The records.
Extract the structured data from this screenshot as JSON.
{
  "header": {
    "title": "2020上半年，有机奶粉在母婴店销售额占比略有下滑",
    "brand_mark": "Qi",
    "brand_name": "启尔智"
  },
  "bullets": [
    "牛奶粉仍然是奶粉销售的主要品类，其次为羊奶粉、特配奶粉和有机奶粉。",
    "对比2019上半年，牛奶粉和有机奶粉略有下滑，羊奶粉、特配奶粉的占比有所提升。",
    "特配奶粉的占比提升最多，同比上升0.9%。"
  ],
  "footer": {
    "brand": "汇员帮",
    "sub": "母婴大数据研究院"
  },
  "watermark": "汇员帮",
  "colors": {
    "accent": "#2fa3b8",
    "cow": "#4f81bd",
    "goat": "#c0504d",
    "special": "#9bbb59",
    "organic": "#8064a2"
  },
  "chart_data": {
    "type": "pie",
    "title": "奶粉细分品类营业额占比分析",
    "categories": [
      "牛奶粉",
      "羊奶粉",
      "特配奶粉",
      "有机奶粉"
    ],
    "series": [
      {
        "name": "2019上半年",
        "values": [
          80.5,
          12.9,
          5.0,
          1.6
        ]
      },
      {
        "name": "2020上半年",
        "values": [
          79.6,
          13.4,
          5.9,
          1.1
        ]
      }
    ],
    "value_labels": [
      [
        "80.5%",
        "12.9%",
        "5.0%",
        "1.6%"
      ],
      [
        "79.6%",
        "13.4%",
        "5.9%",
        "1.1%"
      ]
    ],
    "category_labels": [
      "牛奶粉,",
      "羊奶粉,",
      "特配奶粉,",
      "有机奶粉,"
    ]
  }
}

What you need to do. Write out the material exactly as given.

Response.
Extract the structured data from this screenshot as JSON.
{
  "header": {
    "title": "2020上半年，有机奶粉在母婴店销售额占比略有下滑",
    "brand_mark": "Qi",
    "brand_name": "启尔智"
  },
  "bullets": [
    "牛奶粉仍然是奶粉销售的主要品类，其次为羊奶粉、特配奶粉和有机奶粉。",
    "对比2019上半年，牛奶粉和有机奶粉略有下滑，羊奶粉、特配奶粉的占比有所提升。",
    "特配奶粉的占比提升最多，同比上升0.9%。"
  ],
  "footer": {
    "brand": "汇员帮",
    "sub": "母婴大数据研究院"
  },
  "watermark": "汇员帮",
  "colors": {
    "accent": "#2fa3b8",
    "cow": "#4f81bd",
    "goat": "#c0504d",
    "special": "#9bbb59",
    "organic": "#8064a2"
  },
  "chart_data": {
    "type": "pie",
    "title": "奶粉细分品类营业额占比分析",
    "categories": [
      "牛奶粉",
      "羊奶粉",
      "特配奶粉",
      "有机奶粉"
    ],
    "series": [
      {
        "name": "2019上半年",
        "values": [
          80.5,
          12.9,
          5.0,
          1.6
        ]
      },
      {
        "name": "2020上半年",
        "values": [
          79.6,
          13.4,
          5.9,
          1.1
        ]
      }
    ],
    "value_labels": [
      [
        "80.5%",
        "12.9%",
        "5.0%",
        "1.6%"
      ],
      [
        "79.6%",
        "13.4%",
        "5.9%",
        "1.1%"
      ]
    ],
    "category_labels": [
      "牛奶粉,",
      "羊奶粉,",
      "特配奶粉,",
      "有机奶粉,"
    ]
  }
}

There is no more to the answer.